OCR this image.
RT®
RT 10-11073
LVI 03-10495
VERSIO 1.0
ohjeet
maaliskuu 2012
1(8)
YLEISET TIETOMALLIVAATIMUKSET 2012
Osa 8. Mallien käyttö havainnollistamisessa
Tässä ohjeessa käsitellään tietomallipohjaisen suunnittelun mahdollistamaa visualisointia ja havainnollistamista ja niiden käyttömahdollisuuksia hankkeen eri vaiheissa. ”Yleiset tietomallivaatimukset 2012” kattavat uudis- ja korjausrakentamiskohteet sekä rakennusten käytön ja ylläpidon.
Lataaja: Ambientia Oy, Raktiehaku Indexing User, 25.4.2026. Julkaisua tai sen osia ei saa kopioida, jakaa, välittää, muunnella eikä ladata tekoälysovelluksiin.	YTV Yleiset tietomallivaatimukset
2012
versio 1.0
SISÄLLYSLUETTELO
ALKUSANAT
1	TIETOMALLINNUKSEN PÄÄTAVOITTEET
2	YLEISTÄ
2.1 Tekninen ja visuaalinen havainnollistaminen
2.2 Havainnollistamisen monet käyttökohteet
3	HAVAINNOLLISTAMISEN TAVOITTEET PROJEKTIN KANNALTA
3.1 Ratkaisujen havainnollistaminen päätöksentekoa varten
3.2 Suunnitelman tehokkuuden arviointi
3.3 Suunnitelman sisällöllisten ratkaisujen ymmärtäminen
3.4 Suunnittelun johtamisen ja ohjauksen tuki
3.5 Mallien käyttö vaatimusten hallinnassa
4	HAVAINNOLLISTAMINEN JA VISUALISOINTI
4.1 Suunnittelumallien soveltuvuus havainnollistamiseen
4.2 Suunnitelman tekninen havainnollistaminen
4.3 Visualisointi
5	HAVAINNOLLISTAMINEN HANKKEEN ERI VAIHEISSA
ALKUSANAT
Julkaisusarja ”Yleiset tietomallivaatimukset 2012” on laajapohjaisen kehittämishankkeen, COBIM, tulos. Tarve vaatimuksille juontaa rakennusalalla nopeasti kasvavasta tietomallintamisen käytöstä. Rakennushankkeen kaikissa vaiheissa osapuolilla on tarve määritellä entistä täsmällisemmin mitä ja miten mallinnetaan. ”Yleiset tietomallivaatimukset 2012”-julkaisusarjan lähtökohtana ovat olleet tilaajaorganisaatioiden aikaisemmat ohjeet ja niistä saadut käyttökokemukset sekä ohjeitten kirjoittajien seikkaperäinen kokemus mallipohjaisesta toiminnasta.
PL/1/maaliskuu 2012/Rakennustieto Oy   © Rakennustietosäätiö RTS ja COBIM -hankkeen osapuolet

========

**INSTRUCTIONS FOR THE TASK**
Search the records for the word "Suunnitelman" and copy every line where it occurs.

**FINAL ANSWER**
3.2 Suunnitelman tehokkuuden arviointi
3.3 Suunnitelman sisällöllisten ratkaisujen ymmärtäminen
4.2 Suunnitelman tekninen havainnollistaminen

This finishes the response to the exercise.